(Structured figure records)
⟨

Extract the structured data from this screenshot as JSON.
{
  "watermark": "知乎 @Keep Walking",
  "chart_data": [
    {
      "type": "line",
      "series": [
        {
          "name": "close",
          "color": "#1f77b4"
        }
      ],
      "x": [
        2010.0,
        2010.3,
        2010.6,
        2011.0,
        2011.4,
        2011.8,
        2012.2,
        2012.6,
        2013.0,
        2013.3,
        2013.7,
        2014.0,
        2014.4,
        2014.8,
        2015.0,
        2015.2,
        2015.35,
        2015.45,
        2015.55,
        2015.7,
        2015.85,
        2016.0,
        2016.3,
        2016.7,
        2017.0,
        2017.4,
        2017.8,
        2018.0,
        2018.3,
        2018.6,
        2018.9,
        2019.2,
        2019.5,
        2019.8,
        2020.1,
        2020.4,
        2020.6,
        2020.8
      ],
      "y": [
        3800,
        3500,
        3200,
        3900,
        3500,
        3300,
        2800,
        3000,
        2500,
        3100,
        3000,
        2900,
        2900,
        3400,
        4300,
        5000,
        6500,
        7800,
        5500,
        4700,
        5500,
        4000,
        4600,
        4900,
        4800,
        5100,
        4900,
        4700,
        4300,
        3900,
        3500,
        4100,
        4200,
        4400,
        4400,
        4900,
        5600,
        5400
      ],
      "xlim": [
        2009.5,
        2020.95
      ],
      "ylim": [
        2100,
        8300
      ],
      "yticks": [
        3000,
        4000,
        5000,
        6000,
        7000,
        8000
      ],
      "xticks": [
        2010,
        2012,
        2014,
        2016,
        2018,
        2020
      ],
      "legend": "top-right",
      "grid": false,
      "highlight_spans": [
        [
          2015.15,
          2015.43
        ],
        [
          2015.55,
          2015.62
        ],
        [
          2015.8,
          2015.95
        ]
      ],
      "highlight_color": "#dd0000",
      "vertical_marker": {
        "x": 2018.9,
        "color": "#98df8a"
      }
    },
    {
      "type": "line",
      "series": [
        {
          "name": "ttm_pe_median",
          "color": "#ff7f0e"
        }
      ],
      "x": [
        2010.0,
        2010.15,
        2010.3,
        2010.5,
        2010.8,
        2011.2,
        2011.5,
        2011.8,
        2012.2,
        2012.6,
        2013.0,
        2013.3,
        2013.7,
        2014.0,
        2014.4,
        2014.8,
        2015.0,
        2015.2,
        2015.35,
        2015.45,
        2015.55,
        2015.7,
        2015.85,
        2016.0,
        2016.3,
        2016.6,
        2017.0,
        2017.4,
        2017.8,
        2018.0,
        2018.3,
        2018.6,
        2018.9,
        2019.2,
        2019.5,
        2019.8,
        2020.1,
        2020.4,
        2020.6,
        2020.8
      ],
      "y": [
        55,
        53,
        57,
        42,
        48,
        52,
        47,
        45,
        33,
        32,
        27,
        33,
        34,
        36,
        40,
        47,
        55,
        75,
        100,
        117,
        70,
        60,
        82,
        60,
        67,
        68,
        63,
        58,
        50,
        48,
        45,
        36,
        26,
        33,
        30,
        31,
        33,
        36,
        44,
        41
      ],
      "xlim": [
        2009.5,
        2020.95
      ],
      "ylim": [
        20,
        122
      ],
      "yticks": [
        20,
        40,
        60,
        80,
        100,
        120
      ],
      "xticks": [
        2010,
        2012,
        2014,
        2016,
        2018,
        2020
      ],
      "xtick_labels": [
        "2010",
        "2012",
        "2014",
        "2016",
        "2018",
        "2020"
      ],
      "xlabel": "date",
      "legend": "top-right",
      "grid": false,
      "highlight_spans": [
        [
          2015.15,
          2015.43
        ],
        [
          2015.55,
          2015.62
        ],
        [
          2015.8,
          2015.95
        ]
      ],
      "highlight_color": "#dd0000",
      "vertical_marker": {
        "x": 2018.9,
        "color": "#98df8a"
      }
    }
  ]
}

⟩

● Task statement:
Write out each line of the data above again, exactly as given.

● Written response:
Extract the structured data from this screenshot as JSON.
{
  "watermark": "知乎 @Keep Walking",
  "chart_data": [
    {
      "type": "line",
      "series": [
        {
          "name": "close",
          "color": "#1f77b4"
        }
      ],
      "x": [
        2010.0,
        2010.3,
        2010.6,
        2011.0,
        2011.4,
        2011.8,
        2012.2,
        2012.6,
        2013.0,
        2013.3,
        2013.7,
        2014.0,
        2014.4,
        2014.8,
        2015.0,
        2015.2,
        2015.35,
        2015.45,
        2015.55,
        2015.7,
        2015.85,
        2016.0,
        2016.3,
        2016.7,
        2017.0,
        2017.4,
        2017.8,
        2018.0,
        2018.3,
        2018.6,
        2018.9,
        2019.2,
        2019.5,
        2019.8,
        2020.1,
        2020.4,
        2020.6,
        2020.8
      ],
      "y": [
        3800,
        3500,
        3200,
        3900,
        3500,
        3300,
        2800,
        3000,
        2500,
        3100,
        3000,
        2900,
        2900,
        3400,
        4300,
        5000,
        6500,
        7800,
        5500,
        4700,
        5500,
        4000,
        4600,
        4900,
        4800,
        5100,
        4900,
        4700,
        4300,
        3900,
        3500,
        4100,
        4200,
        4400,
        4400,
        4900,
        5600,
        5400
      ],
      "xlim": [
        2009.5,
        2020.95
      ],
      "ylim": [
        2100,
        8300
      ],
      "yticks": [
        3000,
        4000,
        5000,
        6000,
        7000,
        8000
      ],
      "xticks": [
        2010,
        2012,
        2014,
        2016,
        2018,
        2020
      ],
      "legend": "top-right",
      "grid": false,
      "highlight_spans": [
        [
          2015.15,
          2015.43
        ],
        [
          2015.55,
          2015.62
        ],
        [
          2015.8,
          2015.95
        ]
      ],
      "highlight_color": "#dd0000",
      "vertical_marker": {
        "x": 2018.9,
        "color": "#98df8a"
      }
    },
    {
      "type": "line",
      "series": [
        {
          "name": "ttm_pe_median",
          "color": "#ff7f0e"
        }
      ],
      "x": [
        2010.0,
        2010.15,
        2010.3,
        2010.5,
        2010.8,
        2011.2,
        2011.5,
        2011.8,
        2012.2,
        2012.6,
        2013.0,
        2013.3,
        2013.7,
        2014.0,
        2014.4,
        2014.8,
        2015.0,
        2015.2,
        2015.35,
        2015.45,
        2015.55,
        2015.7,
        2015.85,
        2016.0,
        2016.3,
        2016.6,
        2017.0,
        2017.4,
        2017.8,
        2018.0,
        2018.3,
        2018.6,
        2018.9,
        2019.2,
        2019.5,
        2019.8,
        2020.1,
        2020.4,
        2020.6,
        2020.8
      ],
      "y": [
        55,
        53,
        57,
        42,
        48,
        52,
        47,
        45,
        33,
        32,
        27,
        33,
        34,
        36,
        40,
        47,
        55,
        75,
        100,
        117,
        70,
        60,
        82,
        60,
        67,
        68,
        63,
        58,
        50,
        48,
        45,
        36,
        26,
        33,
        30,
        31,
        33,
        36,
        44,
        41
      ],
      "xlim": [
        2009.5,
        2020.95
      ],
      "ylim": [
        20,
        122
      ],
      "yticks": [
        20,
        40,
        60,
        80,
        100,
        120
      ],
      "xticks": [
        2010,
        2012,
        2014,
        2016,
        2018,
        2020
      ],
      "xtick_labels": [
        "2010",
        "2012",
        "2014",
        "2016",
        "2018",
        "2020"
      ],
      "xlabel": "date",
      "legend": "top-right",
      "grid": false,
      "highlight_spans": [
        [
          2015.15,
          2015.43
        ],
        [
          2015.55,
          2015.62
        ],
        [
          2015.8,
          2015.95
        ]
      ],
      "highlight_color": "#dd0000",
      "vertical_marker": {
        "x": 2018.9,
        "color": "#98df8a"
      }
    }
  ]
}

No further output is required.